■ **The records**:

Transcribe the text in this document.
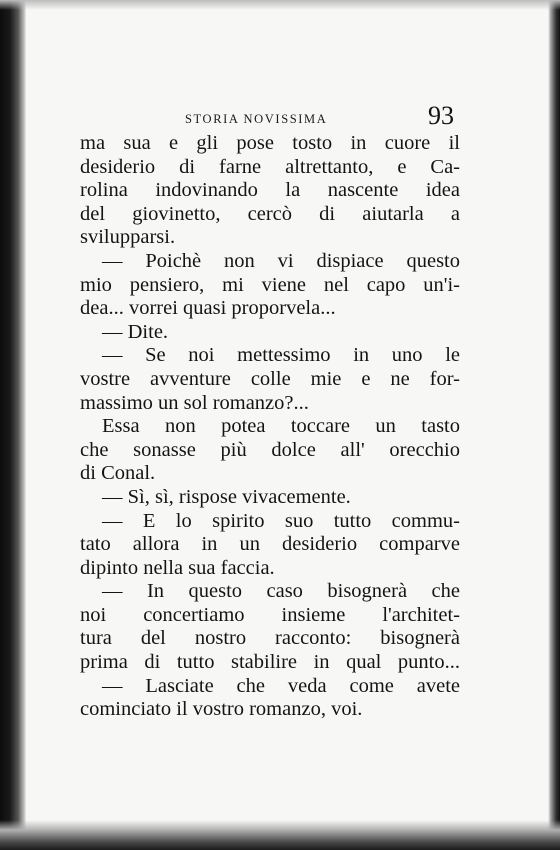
STORIA NOVISSIMA	93
ma sua e gli pose tosto in cuore il
desiderio di farne altrettanto, e Ca-
rolina indovinando la nascente idea
del giovinetto, cercò di aiutarla a
svilupparsi.
— Poichè non vi dispiace questo
mio pensiero, mi viene nel capo un'i-
dea... vorrei quasi proporvela...
— Dite.
— Se noi mettessimo in uno le
vostre avventure colle mie e ne for-
massimo un sol romanzo?...
Essa non potea toccare un tasto
che sonasse più dolce all' orecchio
di Conal.
— Sì, sì, rispose vivacemente.
— E lo spirito suo tutto commu-
tato allora in un desiderio comparve
dipinto nella sua faccia.
— In questo caso bisognerà che
noi concertiamo insieme l'architet-
tura del nostro racconto: bisognerà
prima di tutto stabilire in qual punto...
— Lasciate che veda come avete
cominciato il vostro romanzo, voi.
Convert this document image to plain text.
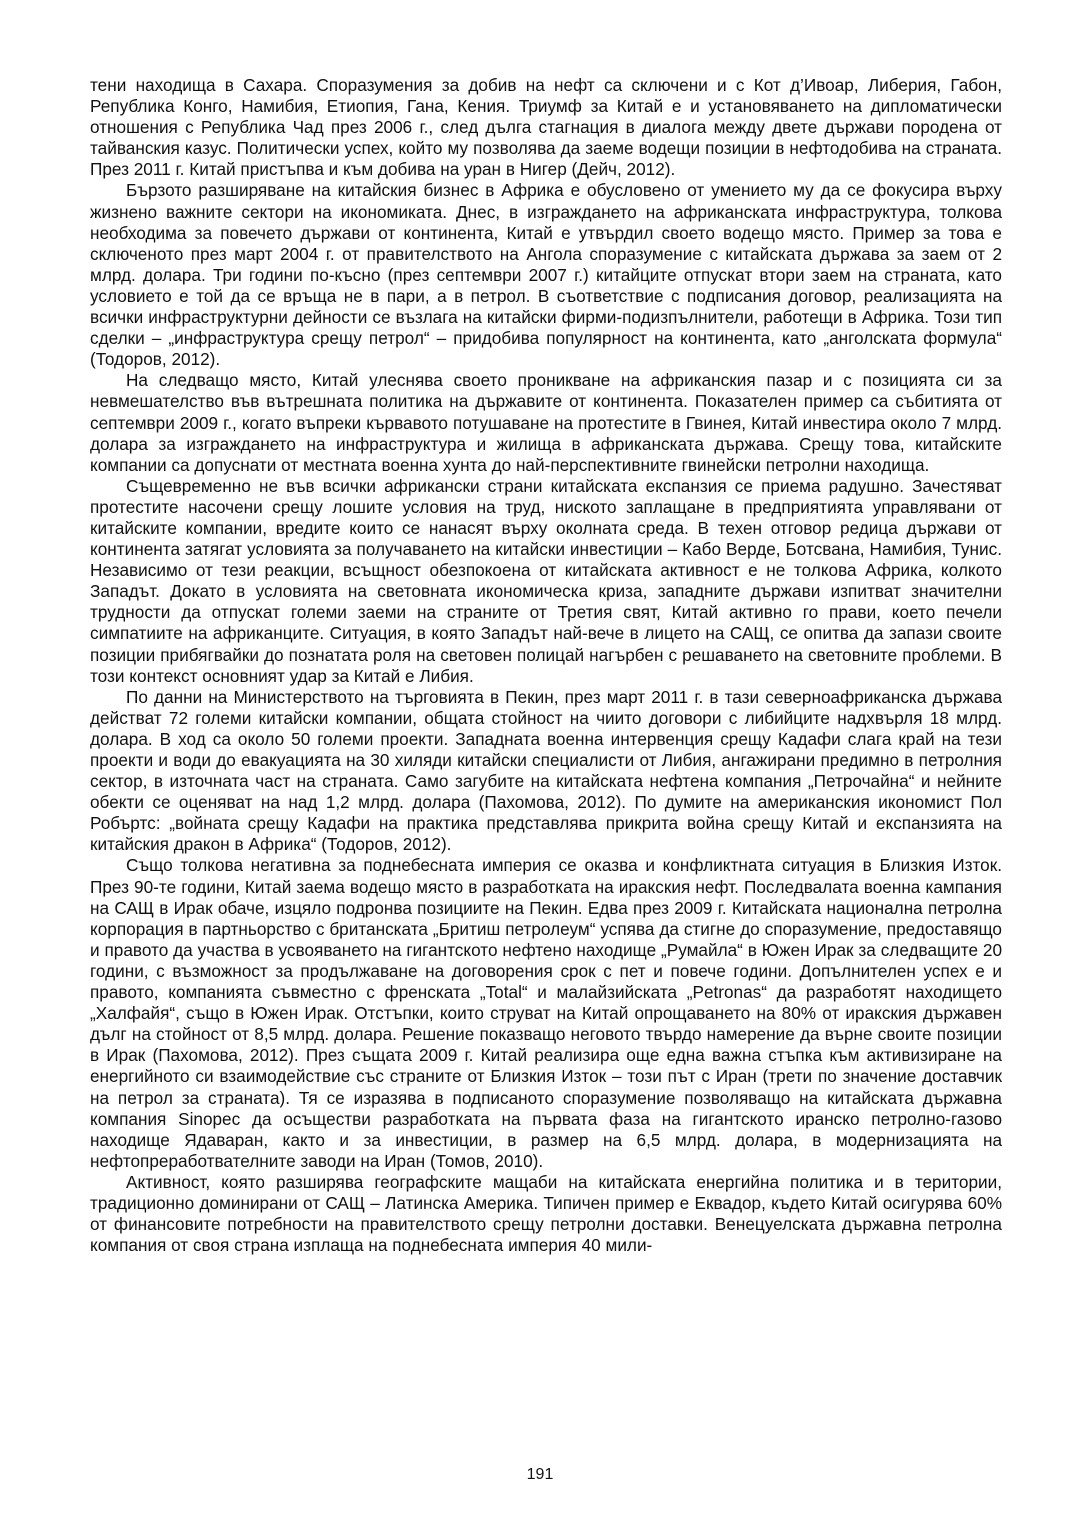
тени находища в Сахара. Споразумения за добив на нефт са сключени и с Кот д’Ивоар, Либерия, Габон, Република Конго, Намибия, Етиопия, Гана, Кения. Триумф за Китай е и установяването на дипломатически отношения с Република Чад през 2006 г., след дълга стагнация в диалога между двете държави породена от тайванския казус. Политически успех, който му позволява да заеме водещи позиции в нефтодобива на страната. През 2011 г. Китай пристъпва и към добива на уран в Нигер (Дейч, 2012).

Бързото разширяване на китайския бизнес в Африка е обусловено от умението му да се фокусира върху жизнено важните сектори на икономиката. Днес, в изграждането на африканската инфраструктура, толкова необходима за повечето държави от континента, Китай е утвърдил своето водещо място. Пример за това е сключеното през март 2004 г. от правителството на Ангола споразумение с китайската държава за заем от 2 млрд. долара. Три години по-късно (през септември 2007 г.) китайците отпускат втори заем на страната, като условието е той да се връща не в пари, а в петрол. В съответствие с подписания договор, реализацията на всички инфраструктурни дейности се възлага на китайски фирми-подизпълнители, работещи в Африка. Този тип сделки – „инфраструктура срещу петрол“ – придобива популярност на континента, като „анголската формула“ (Тодоров, 2012).

На следващо място, Китай улеснява своето проникване на африканския пазар и с позицията си за невмешателство във вътрешната политика на държавите от континента. Показателен пример са събитията от септември 2009 г., когато въпреки кървавото потушаване на протестите в Гвинея, Китай инвестира около 7 млрд. долара за изграждането на инфраструктура и жилища в африканската държава. Срещу това, китайските компании са допуснати от местната военна хунта до най-перспективните гвинейски петролни находища.

Същевременно не във всички африкански страни китайската експанзия се приема радушно. Зачестяват протестите насочени срещу лошите условия на труд, ниското заплащане в предприятията управлявани от китайските компании, вредите които се нанасят върху околната среда. В техен отговор редица държави от континента затягат условията за получаването на китайски инвестиции – Кабо Верде, Ботсвана, Намибия, Тунис. Независимо от тези реакции, всъщност обезпокоена от китайската активност е не толкова Африка, колкото Западът. Докато в условията на световната икономическа криза, западните държави изпитват значителни трудности да отпускат големи заеми на страните от Третия свят, Китай активно го прави, което печели симпатиите на африканците. Ситуация, в която Западът най-вече в лицето на САЩ, се опитва да запази своите позиции прибягвайки до познатата роля на световен полицай нагърбен с решаването на световните проблеми. В този контекст основният удар за Китай е Либия.

По данни на Министерството на търговията в Пекин, през март 2011 г. в тази северноафриканска държава действат 72 големи китайски компании, общата стойност на чиито договори с либийците надхвърля 18 млрд. долара. В ход са около 50 големи проекти. Западната военна интервенция срещу Кадафи слага край на тези проекти и води до евакуацията на 30 хиляди китайски специалисти от Либия, ангажирани предимно в петролния сектор, в източната част на страната. Само загубите на китайската нефтена компания „Петрочайна“ и нейните обекти се оценяват на над 1,2 млрд. долара (Пахомова, 2012). По думите на американския икономист Пол Робъртс: „войната срещу Кадафи на практика представлява прикрита война срещу Китай и експанзията на китайския дракон в Африка“ (Тодоров, 2012).

Също толкова негативна за поднебесната империя се оказва и конфликтната ситуация в Близкия Изток. През 90-те години, Китай заема водещо място в разработката на иракския нефт. Последвалата военна кампания на САЩ в Ирак обаче, изцяло подронва позициите на Пекин. Едва през 2009 г. Китайската национална петролна корпорация в партньорство с британската „Бритиш петролеум“ успява да стигне до споразумение, предоставящо и правото да участва в усвояването на гигантското нефтено находище „Румайла“ в Южен Ирак за следващите 20 години, с възможност за продължаване на договорения срок с пет и повече години. Допълнителен успех е и правото, компанията съвместно с френската „Total“ и малайзийската „Petronas“ да разработят находището „Халфайя“, също в Южен Ирак. Отстъпки, които струват на Китай опрощаването на 80% от иракския държавен дълг на стойност от 8,5 млрд. долара. Решение показващо неговото твърдо намерение да върне своите позиции в Ирак (Пахомова, 2012). През същата 2009 г. Китай реализира още една важна стъпка към активизиране на енергийното си взаимодействие със страните от Близкия Изток – този път с Иран (трети по значение доставчик на петрол за страната). Тя се изразява в подписаното споразумение позволяващо на китайската държавна компания Sinopec да осъществи разработката на първата фаза на гигантското иранско петролно-газово находище Ядаваран, както и за инвестиции, в размер на 6,5 млрд. долара, в модернизацията на нефтопреработвателните заводи на Иран (Томов, 2010).

Активност, която разширява географските мащаби на китайската енергийна политика и в територии, традиционно доминирани от САЩ – Латинска Америка. Типичен пример е Еквадор, където Китай осигурява 60% от финансовите потребности на правителството срещу петролни доставки. Венецуелската държавна петролна компания от своя страна изплаща на поднебесната империя 40 мили-

191
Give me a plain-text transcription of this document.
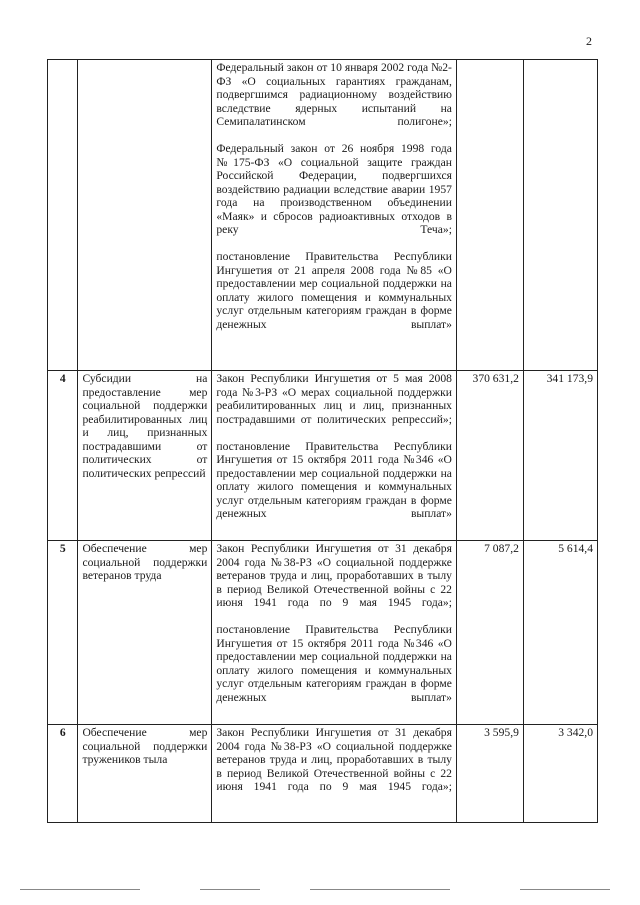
2

		Федеральный закон от 10 января 2002 года №2-ФЗ «О социальных гарантиях гражданам, подвергшимся радиационному воздействию вследствие ядерных испытаний на Семипалатинском полигоне»;
Федеральный закон от 26 ноября 1998 года №175-ФЗ «О социальной защите граждан Российской Федерации, подвергшихся воздействию радиации вследствие аварии 1957 года на производственном объединении «Маяк» и сбросов радиоактивных отходов в реку Теча»;
постановление Правительства Республики Ингушетия от 21 апреля 2008 года №85 «О предоставлении мер социальной поддержки на оплату жилого помещения и коммунальных услуг отдельным категориям граждан в форме денежных выплат»		

4	Субсидии на предоставление мер социальной поддержки реабилитированных лиц и лиц, признанных пострадавшими от политических от политических репрессий	Закон Республики Ингушетия от 5 мая 2008 года №3-РЗ «О мерах социальной поддержки реабилитированных лиц и лиц, признанных пострадавшими от политических репрессий»;
постановление Правительства Республики Ингушетия от 15 октября 2011 года №346 «О предоставлении мер социальной поддержки на оплату жилого помещения и коммунальных услуг отдельным категориям граждан в форме денежных выплат»	370 631,2	341 173,9
5	Обеспечение мер социальной поддержки ветеранов труда	Закон Республики Ингушетия от 31 декабря 2004 года №38-РЗ «О социальной поддержке ветеранов труда и лиц, проработавших в тылу в период Великой Отечественной войны с 22 июня 1941 года по 9 мая 1945 года»;
постановление Правительства Республики Ингушетия от 15 октября 2011 года №346 «О предоставлении мер социальной поддержки на оплату жилого помещения и коммунальных услуг отдельным категориям граждан в форме денежных выплат»	7 087,2	5 614,4
6	Обеспечение мер социальной поддержки тружеников тыла	Закон Республики Ингушетия от 31 декабря 2004 года №38-РЗ «О социальной поддержке ветеранов труда и лиц, проработавших в тылу в период Великой Отечественной войны с 22 июня 1941 года по 9 мая 1945 года»;	3 595,9	3 342,0
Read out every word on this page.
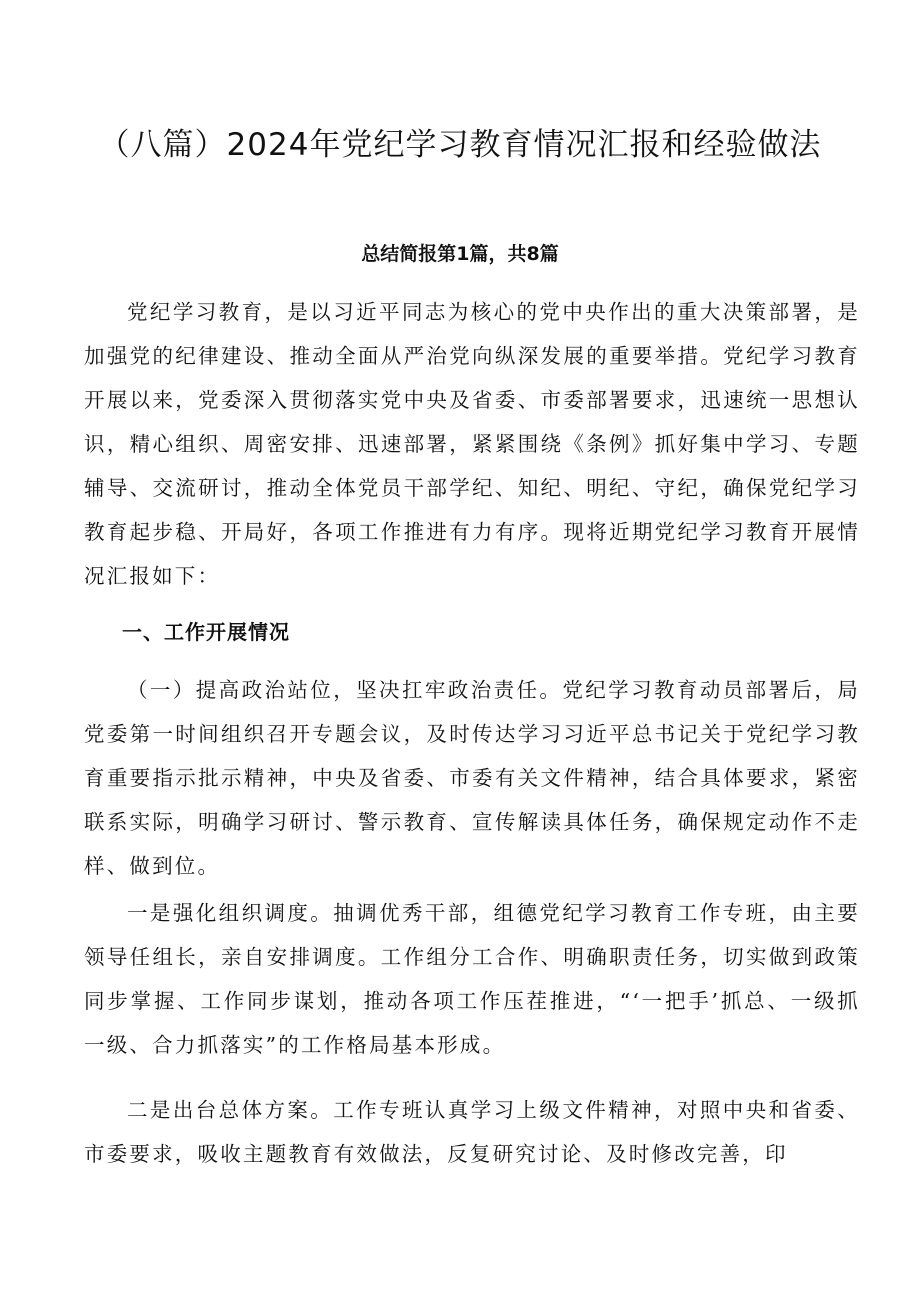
（八篇）2024年党纪学习教育情况汇报和经验做法
总结简报第1篇，共8篇

党纪学习教育，是以习近平同志为核心的党中央作出的重大决策部署，是加强党的纪律建设、推动全面从严治党向纵深发展的重要举措。党纪学习教育开展以来，党委深入贯彻落实党中央及省委、市委部署要求，迅速统一思想认识，精心组织、周密安排、迅速部署，紧紧围绕《条例》抓好集中学习、专题辅导、交流研讨，推动全体党员干部学纪、知纪、明纪、守纪，确保党纪学习教育起步稳、开局好，各项工作推进有力有序。现将近期党纪学习教育开展情况汇报如下：

一、工作开展情况

（一）提高政治站位，坚决扛牢政治责任。党纪学习教育动员部署后，局党委第一时间组织召开专题会议，及时传达学习习近平总书记关于党纪学习教育重要指示批示精神，中央及省委、市委有关文件精神，结合具体要求，紧密联系实际，明确学习研讨、警示教育、宣传解读具体任务，确保规定动作不走样、做到位。

一是强化组织调度。抽调优秀干部，组德党纪学习教育工作专班，由主要领导任组长，亲自安排调度。工作组分工合作、明确职责任务，切实做到政策同步掌握、工作同步谋划，推动各项工作压茬推进，“‘一把手’抓总、一级抓一级、合力抓落实”的工作格局基本形成。

二是出台总体方案。工作专班认真学习上级文件精神，对照中央和省委、市委要求，吸收主题教育有效做法，反复研究讨论、及时修改完善，印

■ **What is asked**:
Retype, word for word, only the lines from the line with "Read out every word on this page." to the final line of the listing above; the pictures do not belong in the copy.

■ **Result for this exercise**:
Read out every word on this page.
（八篇）2024年党纪学习教育情况汇报和经验做法
总结简报第1篇，共8篇

党纪学习教育，是以习近平同志为核心的党中央作出的重大决策部署，是加强党的纪律建设、推动全面从严治党向纵深发展的重要举措。党纪学习教育开展以来，党委深入贯彻落实党中央及省委、市委部署要求，迅速统一思想认识，精心组织、周密安排、迅速部署，紧紧围绕《条例》抓好集中学习、专题辅导、交流研讨，推动全体党员干部学纪、知纪、明纪、守纪，确保党纪学习教育起步稳、开局好，各项工作推进有力有序。现将近期党纪学习教育开展情况汇报如下：

一、工作开展情况

（一）提高政治站位，坚决扛牢政治责任。党纪学习教育动员部署后，局党委第一时间组织召开专题会议，及时传达学习习近平总书记关于党纪学习教育重要指示批示精神，中央及省委、市委有关文件精神，结合具体要求，紧密联系实际，明确学习研讨、警示教育、宣传解读具体任务，确保规定动作不走样、做到位。

一是强化组织调度。抽调优秀干部，组德党纪学习教育工作专班，由主要领导任组长，亲自安排调度。工作组分工合作、明确职责任务，切实做到政策同步掌握、工作同步谋划，推动各项工作压茬推进，“‘一把手’抓总、一级抓一级、合力抓落实”的工作格局基本形成。

二是出台总体方案。工作专班认真学习上级文件精神，对照中央和省委、市委要求，吸收主题教育有效做法，反复研究讨论、及时修改完善，印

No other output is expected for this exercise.